» TASK
Copy each line holding the string "JSON".

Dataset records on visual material
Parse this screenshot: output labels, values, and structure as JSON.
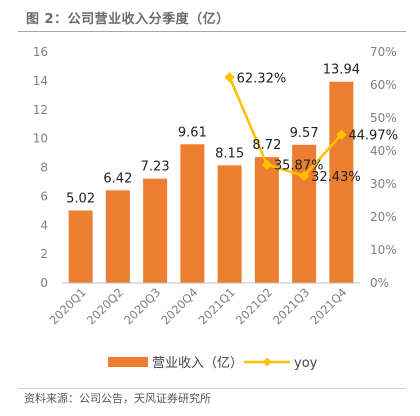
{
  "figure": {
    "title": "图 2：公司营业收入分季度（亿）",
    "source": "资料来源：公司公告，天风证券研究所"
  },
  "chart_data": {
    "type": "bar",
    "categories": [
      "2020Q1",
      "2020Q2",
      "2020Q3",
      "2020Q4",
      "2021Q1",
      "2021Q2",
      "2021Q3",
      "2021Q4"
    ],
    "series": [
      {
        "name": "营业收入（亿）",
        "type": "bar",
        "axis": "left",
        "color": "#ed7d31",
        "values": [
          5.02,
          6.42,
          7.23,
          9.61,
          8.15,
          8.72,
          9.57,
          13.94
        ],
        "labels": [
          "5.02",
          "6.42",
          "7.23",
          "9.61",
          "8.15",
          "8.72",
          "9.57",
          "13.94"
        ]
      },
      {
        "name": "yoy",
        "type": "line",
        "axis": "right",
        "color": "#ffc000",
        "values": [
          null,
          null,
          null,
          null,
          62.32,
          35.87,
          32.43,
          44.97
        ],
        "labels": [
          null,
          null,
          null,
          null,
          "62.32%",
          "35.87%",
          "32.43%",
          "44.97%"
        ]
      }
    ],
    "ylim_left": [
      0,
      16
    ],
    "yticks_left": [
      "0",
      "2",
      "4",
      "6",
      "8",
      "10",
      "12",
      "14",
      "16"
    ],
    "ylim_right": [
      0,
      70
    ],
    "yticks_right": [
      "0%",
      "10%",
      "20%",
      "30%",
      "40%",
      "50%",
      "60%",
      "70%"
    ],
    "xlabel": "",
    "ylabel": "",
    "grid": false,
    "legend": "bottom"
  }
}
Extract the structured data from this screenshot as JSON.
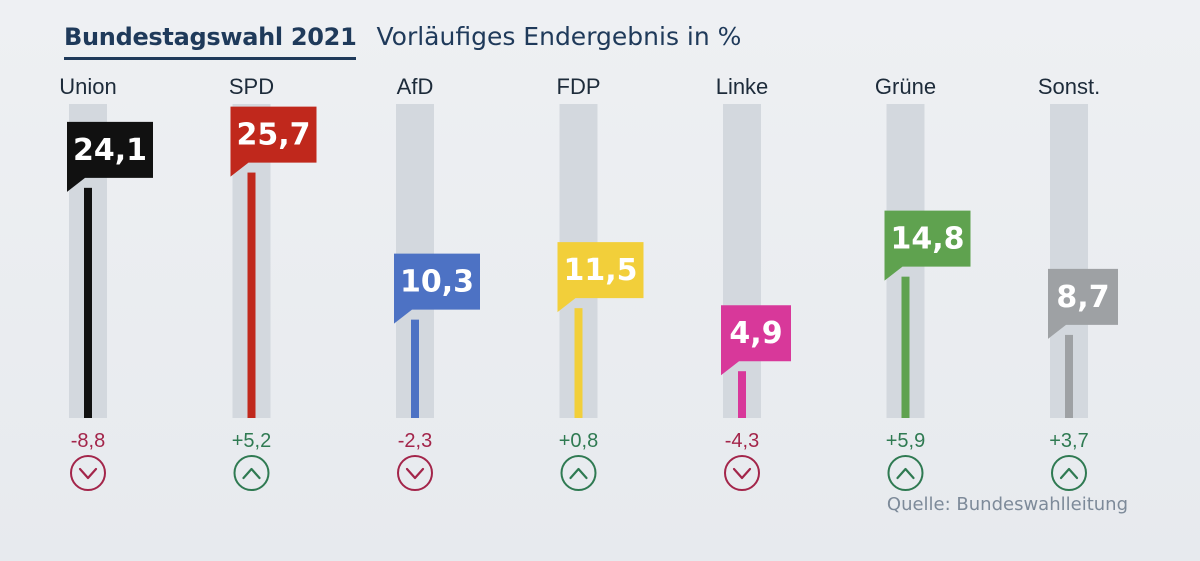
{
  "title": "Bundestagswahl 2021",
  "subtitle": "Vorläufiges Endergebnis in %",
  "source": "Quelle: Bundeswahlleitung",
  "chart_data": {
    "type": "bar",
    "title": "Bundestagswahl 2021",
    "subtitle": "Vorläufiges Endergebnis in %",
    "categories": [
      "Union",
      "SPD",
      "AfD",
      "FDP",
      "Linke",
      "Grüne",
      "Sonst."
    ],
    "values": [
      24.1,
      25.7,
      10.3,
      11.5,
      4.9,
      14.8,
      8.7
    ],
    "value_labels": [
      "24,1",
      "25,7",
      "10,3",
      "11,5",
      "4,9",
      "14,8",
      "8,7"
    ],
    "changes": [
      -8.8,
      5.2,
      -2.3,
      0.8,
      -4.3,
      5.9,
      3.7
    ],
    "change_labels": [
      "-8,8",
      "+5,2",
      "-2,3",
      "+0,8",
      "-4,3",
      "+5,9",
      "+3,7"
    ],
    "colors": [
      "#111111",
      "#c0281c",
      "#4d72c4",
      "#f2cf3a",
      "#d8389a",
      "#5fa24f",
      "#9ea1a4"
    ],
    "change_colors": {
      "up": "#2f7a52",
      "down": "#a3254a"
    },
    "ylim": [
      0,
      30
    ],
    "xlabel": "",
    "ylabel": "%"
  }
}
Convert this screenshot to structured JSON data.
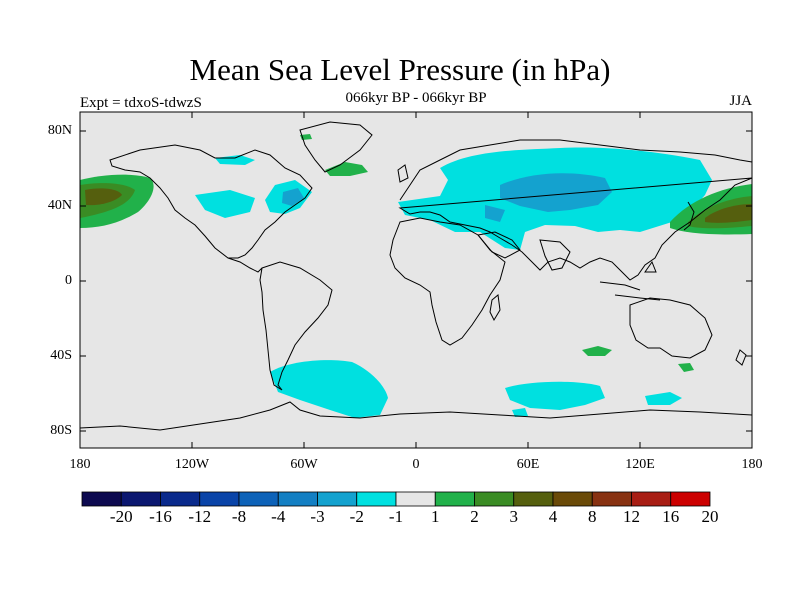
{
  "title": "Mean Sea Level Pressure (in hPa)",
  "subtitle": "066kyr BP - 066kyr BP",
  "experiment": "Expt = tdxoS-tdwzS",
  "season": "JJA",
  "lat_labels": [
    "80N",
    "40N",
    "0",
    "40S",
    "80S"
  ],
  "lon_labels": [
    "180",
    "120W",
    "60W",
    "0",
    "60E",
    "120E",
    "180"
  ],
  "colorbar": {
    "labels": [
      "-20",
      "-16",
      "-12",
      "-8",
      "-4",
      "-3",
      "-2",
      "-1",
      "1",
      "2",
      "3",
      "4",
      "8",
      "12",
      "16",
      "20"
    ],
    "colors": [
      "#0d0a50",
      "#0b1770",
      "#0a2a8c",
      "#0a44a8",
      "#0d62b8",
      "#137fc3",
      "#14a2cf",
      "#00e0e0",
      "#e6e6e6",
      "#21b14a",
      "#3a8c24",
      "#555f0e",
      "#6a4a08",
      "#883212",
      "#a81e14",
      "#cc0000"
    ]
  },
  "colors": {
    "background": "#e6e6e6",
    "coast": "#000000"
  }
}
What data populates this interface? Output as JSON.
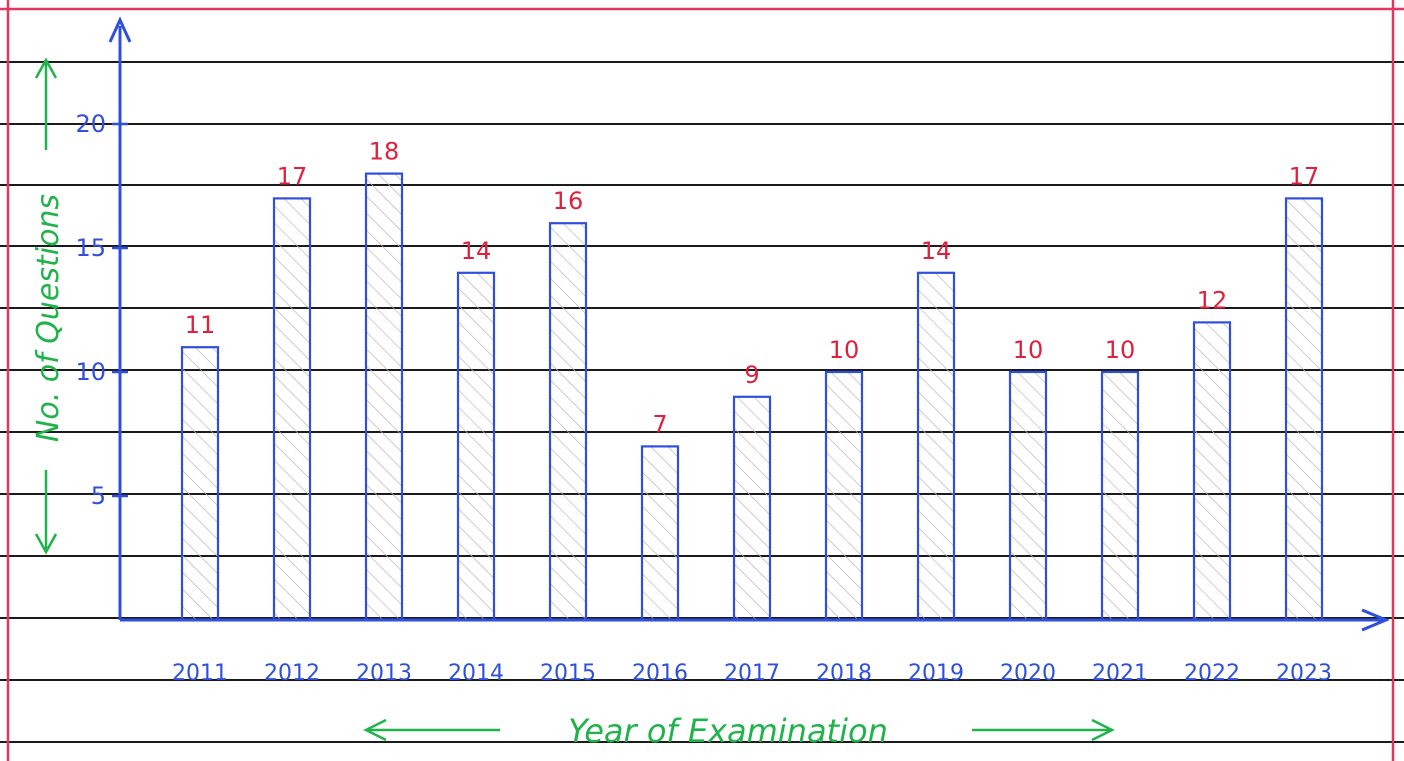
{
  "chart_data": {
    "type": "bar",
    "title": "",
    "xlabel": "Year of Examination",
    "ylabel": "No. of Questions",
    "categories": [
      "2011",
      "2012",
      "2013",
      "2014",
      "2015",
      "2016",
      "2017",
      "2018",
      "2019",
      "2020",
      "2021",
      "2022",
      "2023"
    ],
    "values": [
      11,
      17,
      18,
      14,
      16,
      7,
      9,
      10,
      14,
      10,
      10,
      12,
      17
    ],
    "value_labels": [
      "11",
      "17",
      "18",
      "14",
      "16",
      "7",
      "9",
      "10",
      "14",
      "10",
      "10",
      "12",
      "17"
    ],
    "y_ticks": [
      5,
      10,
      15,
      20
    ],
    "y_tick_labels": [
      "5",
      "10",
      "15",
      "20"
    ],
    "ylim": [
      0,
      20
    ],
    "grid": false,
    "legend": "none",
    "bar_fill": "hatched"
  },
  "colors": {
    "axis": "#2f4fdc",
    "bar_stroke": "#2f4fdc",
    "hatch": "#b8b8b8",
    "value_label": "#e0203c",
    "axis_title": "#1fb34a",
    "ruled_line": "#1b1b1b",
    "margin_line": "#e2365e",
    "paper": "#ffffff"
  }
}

» TASK RESPONSE
Parse this screenshot: output labels, values, and structure as JSON.
Extract the structured data from this screenshot as JSON.
Convert this screenshot to structured JSON data.
What data populates this interface? Output as JSON.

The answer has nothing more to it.